Directions >>
Print the entries in full, word for word, but not the pictures.

Data excerpts >>
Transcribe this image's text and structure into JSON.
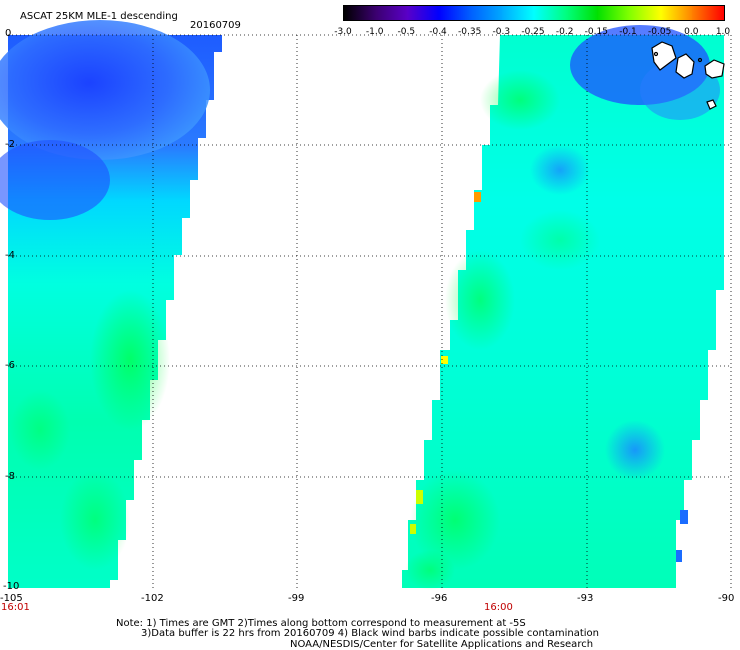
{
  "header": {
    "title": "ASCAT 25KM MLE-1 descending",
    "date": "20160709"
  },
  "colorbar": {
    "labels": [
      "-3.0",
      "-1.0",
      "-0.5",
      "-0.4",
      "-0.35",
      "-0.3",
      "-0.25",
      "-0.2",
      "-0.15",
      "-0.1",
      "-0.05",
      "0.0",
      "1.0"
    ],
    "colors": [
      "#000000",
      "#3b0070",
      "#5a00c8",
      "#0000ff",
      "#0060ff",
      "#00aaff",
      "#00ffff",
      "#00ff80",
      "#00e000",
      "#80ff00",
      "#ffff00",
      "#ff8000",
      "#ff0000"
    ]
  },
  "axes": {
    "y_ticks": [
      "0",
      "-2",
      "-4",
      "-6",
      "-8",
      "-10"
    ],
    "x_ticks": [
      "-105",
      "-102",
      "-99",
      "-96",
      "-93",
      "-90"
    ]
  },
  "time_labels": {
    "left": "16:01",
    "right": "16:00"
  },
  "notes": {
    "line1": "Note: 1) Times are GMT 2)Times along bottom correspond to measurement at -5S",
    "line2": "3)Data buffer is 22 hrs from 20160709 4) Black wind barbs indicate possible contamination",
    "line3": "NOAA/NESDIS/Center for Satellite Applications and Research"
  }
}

Solution to this task >>
Transcribe this image's text and structure into JSON.
{
  "header": {
    "title": "ASCAT 25KM MLE-1 descending",
    "date": "20160709"
  },
  "colorbar": {
    "labels": [
      "-3.0",
      "-1.0",
      "-0.5",
      "-0.4",
      "-0.35",
      "-0.3",
      "-0.25",
      "-0.2",
      "-0.15",
      "-0.1",
      "-0.05",
      "0.0",
      "1.0"
    ],
    "colors": [
      "#000000",
      "#3b0070",
      "#5a00c8",
      "#0000ff",
      "#0060ff",
      "#00aaff",
      "#00ffff",
      "#00ff80",
      "#00e000",
      "#80ff00",
      "#ffff00",
      "#ff8000",
      "#ff0000"
    ]
  },
  "axes": {
    "y_ticks": [
      "0",
      "-2",
      "-4",
      "-6",
      "-8",
      "-10"
    ],
    "x_ticks": [
      "-105",
      "-102",
      "-99",
      "-96",
      "-93",
      "-90"
    ]
  },
  "time_labels": {
    "left": "16:01",
    "right": "16:00"
  },
  "notes": {
    "line1": "Note: 1) Times are GMT 2)Times along bottom correspond to measurement at -5S",
    "line2": "3)Data buffer is 22 hrs from 20160709 4) Black wind barbs indicate possible contamination",
    "line3": "NOAA/NESDIS/Center for Satellite Applications and Research"
  }
}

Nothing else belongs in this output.